▶ [DATA TO USE]
┏━━
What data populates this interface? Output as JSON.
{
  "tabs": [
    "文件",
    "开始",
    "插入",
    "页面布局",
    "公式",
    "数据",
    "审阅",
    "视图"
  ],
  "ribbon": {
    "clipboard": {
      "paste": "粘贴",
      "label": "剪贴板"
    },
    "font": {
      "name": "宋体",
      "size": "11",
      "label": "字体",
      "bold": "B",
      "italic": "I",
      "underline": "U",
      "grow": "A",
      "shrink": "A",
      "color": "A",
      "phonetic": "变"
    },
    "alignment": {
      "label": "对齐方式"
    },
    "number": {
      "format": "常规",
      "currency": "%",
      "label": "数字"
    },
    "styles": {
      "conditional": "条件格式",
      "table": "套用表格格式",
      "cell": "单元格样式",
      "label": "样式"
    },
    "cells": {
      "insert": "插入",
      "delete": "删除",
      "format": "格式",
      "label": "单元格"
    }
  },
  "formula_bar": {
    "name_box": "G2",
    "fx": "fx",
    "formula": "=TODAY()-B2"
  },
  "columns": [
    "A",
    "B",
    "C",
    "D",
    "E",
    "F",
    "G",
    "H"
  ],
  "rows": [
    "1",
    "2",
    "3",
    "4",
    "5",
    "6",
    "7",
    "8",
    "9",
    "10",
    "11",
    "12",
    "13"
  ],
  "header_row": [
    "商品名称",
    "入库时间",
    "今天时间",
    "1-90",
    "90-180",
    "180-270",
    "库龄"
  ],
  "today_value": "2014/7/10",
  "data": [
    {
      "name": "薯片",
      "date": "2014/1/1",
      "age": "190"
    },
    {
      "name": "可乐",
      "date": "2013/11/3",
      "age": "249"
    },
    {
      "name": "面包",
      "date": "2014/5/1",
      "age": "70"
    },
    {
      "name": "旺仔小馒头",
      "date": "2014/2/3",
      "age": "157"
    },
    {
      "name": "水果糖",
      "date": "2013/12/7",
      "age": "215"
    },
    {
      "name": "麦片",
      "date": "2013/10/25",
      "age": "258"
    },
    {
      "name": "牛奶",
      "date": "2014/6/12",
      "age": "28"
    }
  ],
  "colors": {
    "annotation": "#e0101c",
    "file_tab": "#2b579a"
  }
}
┗━━
▶ [EXERCISE PROMPT] Write out the records shown above, exactly as they appear.

▶ [REPLY TO THE TASK]
What data populates this interface? Output as JSON.
{
  "tabs": [
    "文件",
    "开始",
    "插入",
    "页面布局",
    "公式",
    "数据",
    "审阅",
    "视图"
  ],
  "ribbon": {
    "clipboard": {
      "paste": "粘贴",
      "label": "剪贴板"
    },
    "font": {
      "name": "宋体",
      "size": "11",
      "label": "字体",
      "bold": "B",
      "italic": "I",
      "underline": "U",
      "grow": "A",
      "shrink": "A",
      "color": "A",
      "phonetic": "变"
    },
    "alignment": {
      "label": "对齐方式"
    },
    "number": {
      "format": "常规",
      "currency": "%",
      "label": "数字"
    },
    "styles": {
      "conditional": "条件格式",
      "table": "套用表格格式",
      "cell": "单元格样式",
      "label": "样式"
    },
    "cells": {
      "insert": "插入",
      "delete": "删除",
      "format": "格式",
      "label": "单元格"
    }
  },
  "formula_bar": {
    "name_box": "G2",
    "fx": "fx",
    "formula": "=TODAY()-B2"
  },
  "columns": [
    "A",
    "B",
    "C",
    "D",
    "E",
    "F",
    "G",
    "H"
  ],
  "rows": [
    "1",
    "2",
    "3",
    "4",
    "5",
    "6",
    "7",
    "8",
    "9",
    "10",
    "11",
    "12",
    "13"
  ],
  "header_row": [
    "商品名称",
    "入库时间",
    "今天时间",
    "1-90",
    "90-180",
    "180-270",
    "库龄"
  ],
  "today_value": "2014/7/10",
  "data": [
    {
      "name": "薯片",
      "date": "2014/1/1",
      "age": "190"
    },
    {
      "name": "可乐",
      "date": "2013/11/3",
      "age": "249"
    },
    {
      "name": "面包",
      "date": "2014/5/1",
      "age": "70"
    },
    {
      "name": "旺仔小馒头",
      "date": "2014/2/3",
      "age": "157"
    },
    {
      "name": "水果糖",
      "date": "2013/12/7",
      "age": "215"
    },
    {
      "name": "麦片",
      "date": "2013/10/25",
      "age": "258"
    },
    {
      "name": "牛奶",
      "date": "2014/6/12",
      "age": "28"
    }
  ],
  "colors": {
    "annotation": "#e0101c",
    "file_tab": "#2b579a"
  }
}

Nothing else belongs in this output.